** Begin Given data **
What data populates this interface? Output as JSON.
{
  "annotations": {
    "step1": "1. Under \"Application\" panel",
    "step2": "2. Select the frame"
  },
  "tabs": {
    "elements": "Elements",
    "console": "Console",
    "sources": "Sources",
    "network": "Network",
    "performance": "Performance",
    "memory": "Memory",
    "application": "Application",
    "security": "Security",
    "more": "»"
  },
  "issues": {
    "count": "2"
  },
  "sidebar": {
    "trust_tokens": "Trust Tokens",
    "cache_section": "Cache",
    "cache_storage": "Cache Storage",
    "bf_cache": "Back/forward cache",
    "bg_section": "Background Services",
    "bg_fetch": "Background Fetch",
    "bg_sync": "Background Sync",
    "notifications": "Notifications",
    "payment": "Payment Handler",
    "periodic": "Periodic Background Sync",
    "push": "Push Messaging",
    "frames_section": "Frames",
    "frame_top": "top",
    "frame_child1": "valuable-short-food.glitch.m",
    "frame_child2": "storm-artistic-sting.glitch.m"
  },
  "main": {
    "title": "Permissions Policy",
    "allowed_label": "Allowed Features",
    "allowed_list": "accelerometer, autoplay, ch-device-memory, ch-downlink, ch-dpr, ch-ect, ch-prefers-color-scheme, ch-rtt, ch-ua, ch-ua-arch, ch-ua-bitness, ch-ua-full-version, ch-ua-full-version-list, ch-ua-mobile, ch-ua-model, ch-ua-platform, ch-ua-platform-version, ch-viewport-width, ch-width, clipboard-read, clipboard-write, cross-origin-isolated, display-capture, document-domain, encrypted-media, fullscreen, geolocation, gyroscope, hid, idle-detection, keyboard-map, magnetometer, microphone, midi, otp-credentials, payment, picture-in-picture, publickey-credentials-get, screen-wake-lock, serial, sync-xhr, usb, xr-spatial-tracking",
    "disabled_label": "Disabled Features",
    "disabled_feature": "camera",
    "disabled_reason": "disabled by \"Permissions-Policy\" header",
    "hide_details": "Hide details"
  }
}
** End Given data **
▶ [What is required]:
Every record above should be output exactly.

▶ [Result for this task]:
What data populates this interface? Output as JSON.
{
  "annotations": {
    "step1": "1. Under \"Application\" panel",
    "step2": "2. Select the frame"
  },
  "tabs": {
    "elements": "Elements",
    "console": "Console",
    "sources": "Sources",
    "network": "Network",
    "performance": "Performance",
    "memory": "Memory",
    "application": "Application",
    "security": "Security",
    "more": "»"
  },
  "issues": {
    "count": "2"
  },
  "sidebar": {
    "trust_tokens": "Trust Tokens",
    "cache_section": "Cache",
    "cache_storage": "Cache Storage",
    "bf_cache": "Back/forward cache",
    "bg_section": "Background Services",
    "bg_fetch": "Background Fetch",
    "bg_sync": "Background Sync",
    "notifications": "Notifications",
    "payment": "Payment Handler",
    "periodic": "Periodic Background Sync",
    "push": "Push Messaging",
    "frames_section": "Frames",
    "frame_top": "top",
    "frame_child1": "valuable-short-food.glitch.m",
    "frame_child2": "storm-artistic-sting.glitch.m"
  },
  "main": {
    "title": "Permissions Policy",
    "allowed_label": "Allowed Features",
    "allowed_list": "accelerometer, autoplay, ch-device-memory, ch-downlink, ch-dpr, ch-ect, ch-prefers-color-scheme, ch-rtt, ch-ua, ch-ua-arch, ch-ua-bitness, ch-ua-full-version, ch-ua-full-version-list, ch-ua-mobile, ch-ua-model, ch-ua-platform, ch-ua-platform-version, ch-viewport-width, ch-width, clipboard-read, clipboard-write, cross-origin-isolated, display-capture, document-domain, encrypted-media, fullscreen, geolocation, gyroscope, hid, idle-detection, keyboard-map, magnetometer, microphone, midi, otp-credentials, payment, picture-in-picture, publickey-credentials-get, screen-wake-lock, serial, sync-xhr, usb, xr-spatial-tracking",
    "disabled_label": "Disabled Features",
    "disabled_feature": "camera",
    "disabled_reason": "disabled by \"Permissions-Policy\" header",
    "hide_details": "Hide details"
  }
}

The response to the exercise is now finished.